_Work to do_
Pull every "frac" line out of the data below.

_Input data_
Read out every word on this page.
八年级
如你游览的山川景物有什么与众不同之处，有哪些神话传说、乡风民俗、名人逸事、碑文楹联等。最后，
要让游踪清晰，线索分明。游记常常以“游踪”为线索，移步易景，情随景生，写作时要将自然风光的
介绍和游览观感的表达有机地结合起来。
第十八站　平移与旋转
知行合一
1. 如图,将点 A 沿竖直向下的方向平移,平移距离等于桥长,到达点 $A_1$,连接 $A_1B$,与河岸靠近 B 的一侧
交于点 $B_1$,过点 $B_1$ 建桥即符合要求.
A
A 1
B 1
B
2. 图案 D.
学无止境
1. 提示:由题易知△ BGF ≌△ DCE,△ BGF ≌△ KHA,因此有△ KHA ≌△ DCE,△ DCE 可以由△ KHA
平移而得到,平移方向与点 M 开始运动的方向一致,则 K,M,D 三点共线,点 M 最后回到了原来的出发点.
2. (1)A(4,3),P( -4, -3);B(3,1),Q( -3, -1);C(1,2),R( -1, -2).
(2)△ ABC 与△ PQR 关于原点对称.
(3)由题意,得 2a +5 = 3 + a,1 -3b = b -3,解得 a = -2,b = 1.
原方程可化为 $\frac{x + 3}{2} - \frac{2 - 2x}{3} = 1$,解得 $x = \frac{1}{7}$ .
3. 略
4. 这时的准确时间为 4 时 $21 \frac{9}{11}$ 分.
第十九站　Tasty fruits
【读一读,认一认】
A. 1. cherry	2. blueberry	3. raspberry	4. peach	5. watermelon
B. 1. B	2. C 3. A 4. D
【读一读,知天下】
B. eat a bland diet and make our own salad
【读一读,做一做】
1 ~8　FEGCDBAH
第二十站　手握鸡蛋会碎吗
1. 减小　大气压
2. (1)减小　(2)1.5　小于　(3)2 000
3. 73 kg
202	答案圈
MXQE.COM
==
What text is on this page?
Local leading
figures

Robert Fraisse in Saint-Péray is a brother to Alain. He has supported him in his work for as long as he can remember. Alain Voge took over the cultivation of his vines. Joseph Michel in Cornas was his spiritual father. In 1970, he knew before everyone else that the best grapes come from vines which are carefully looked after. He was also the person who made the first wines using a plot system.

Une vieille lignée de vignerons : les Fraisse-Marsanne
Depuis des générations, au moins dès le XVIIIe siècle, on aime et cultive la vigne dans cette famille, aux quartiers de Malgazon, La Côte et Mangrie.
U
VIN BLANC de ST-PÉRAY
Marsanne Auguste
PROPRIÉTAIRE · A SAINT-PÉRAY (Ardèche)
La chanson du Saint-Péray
* * *
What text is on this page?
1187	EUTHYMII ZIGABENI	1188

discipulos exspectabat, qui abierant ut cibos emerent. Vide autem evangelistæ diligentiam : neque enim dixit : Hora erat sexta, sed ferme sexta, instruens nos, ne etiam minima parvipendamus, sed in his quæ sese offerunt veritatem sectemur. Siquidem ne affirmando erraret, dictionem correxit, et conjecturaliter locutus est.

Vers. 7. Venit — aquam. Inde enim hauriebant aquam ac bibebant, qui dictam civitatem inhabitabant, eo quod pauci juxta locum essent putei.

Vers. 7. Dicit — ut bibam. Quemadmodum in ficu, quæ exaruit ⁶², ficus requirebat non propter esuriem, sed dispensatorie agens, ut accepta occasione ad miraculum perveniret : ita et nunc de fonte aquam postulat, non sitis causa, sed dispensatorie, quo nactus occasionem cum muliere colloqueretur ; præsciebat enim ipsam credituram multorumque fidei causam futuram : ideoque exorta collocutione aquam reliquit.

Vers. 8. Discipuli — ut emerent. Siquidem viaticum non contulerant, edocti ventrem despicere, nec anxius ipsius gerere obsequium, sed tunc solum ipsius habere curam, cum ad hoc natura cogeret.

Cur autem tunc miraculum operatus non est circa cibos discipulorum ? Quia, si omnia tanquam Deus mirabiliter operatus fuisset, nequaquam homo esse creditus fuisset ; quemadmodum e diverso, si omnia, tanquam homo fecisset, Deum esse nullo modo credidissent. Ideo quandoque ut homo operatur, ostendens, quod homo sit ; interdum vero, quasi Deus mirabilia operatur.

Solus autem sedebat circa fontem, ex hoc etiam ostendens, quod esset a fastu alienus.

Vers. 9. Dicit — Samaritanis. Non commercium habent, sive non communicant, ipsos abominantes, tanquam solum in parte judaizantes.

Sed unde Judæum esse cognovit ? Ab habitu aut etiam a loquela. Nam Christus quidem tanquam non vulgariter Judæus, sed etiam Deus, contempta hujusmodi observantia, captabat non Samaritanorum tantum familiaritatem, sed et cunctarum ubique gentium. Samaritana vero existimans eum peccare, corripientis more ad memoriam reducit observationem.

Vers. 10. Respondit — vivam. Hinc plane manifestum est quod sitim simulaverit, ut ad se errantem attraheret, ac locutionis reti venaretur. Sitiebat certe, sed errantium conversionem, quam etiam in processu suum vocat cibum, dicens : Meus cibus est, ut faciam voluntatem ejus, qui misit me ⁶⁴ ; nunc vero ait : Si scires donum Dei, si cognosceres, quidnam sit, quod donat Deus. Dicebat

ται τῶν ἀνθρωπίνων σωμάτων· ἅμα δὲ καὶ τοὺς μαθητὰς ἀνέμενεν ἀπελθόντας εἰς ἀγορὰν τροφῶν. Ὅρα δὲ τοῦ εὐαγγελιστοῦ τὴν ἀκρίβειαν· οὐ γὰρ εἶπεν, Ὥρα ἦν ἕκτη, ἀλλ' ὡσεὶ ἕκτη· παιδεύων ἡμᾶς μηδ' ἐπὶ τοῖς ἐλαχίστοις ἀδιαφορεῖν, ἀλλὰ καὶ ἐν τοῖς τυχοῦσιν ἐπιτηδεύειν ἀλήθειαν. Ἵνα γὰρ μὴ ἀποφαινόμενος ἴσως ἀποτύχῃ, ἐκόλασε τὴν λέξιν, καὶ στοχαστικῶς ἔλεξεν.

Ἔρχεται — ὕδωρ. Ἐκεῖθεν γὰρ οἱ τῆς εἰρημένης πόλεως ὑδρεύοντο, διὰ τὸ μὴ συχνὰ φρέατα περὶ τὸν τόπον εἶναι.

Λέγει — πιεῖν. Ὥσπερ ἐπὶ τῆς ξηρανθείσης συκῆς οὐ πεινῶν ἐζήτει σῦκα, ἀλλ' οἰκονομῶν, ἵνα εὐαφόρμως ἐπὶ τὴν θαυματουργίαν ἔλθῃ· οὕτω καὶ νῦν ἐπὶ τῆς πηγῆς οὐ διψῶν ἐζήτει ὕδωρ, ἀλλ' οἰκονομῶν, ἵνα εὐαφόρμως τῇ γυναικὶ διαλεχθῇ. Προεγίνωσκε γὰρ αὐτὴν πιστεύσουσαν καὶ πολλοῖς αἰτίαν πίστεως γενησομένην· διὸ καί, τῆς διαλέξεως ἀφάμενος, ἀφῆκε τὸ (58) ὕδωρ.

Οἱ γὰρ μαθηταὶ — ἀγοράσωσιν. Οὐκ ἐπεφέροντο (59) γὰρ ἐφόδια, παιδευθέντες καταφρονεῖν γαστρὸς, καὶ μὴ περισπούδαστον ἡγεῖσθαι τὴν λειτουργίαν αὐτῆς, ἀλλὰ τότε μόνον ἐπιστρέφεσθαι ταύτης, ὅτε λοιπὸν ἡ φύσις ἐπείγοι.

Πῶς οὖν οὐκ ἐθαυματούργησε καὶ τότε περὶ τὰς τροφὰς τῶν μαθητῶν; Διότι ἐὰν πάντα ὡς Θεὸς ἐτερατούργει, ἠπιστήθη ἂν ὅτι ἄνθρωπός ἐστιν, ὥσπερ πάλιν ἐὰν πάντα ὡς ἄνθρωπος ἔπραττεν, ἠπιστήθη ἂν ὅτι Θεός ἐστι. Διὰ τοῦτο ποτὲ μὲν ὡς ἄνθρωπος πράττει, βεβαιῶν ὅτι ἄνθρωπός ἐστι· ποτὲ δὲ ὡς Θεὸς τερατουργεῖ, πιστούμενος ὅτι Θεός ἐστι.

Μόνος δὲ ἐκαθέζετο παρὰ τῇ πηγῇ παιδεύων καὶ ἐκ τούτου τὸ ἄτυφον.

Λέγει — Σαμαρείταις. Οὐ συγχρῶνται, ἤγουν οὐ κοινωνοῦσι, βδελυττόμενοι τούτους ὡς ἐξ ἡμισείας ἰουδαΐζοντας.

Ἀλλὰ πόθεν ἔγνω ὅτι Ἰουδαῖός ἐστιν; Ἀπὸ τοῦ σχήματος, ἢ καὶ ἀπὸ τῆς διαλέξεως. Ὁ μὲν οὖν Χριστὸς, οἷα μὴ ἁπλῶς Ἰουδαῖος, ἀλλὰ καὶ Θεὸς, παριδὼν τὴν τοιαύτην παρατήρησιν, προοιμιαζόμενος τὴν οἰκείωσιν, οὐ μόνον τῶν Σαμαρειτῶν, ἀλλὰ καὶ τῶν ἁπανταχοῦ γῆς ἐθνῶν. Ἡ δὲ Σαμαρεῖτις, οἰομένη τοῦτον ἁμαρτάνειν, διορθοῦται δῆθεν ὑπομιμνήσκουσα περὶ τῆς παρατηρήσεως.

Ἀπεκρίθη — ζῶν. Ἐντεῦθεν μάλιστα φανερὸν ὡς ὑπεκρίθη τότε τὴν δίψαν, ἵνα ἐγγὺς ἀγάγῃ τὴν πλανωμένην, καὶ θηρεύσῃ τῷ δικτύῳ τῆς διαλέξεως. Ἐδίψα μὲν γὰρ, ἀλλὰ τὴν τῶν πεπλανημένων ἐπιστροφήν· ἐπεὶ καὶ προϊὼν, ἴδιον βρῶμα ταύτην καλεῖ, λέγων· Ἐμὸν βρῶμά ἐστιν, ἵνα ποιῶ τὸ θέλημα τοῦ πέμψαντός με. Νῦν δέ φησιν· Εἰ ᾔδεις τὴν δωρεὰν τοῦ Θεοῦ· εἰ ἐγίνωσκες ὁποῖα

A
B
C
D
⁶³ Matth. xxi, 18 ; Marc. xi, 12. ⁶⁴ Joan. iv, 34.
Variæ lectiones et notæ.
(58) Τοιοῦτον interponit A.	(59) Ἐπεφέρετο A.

_Answer_
原方程可化为 $\frac{x + 3}{2} - \frac{2 - 2x}{3} = 1$,解得 $x = \frac{1}{7}$ .
4. 这时的准确时间为 4 时 $21 \frac{9}{11}$ 分.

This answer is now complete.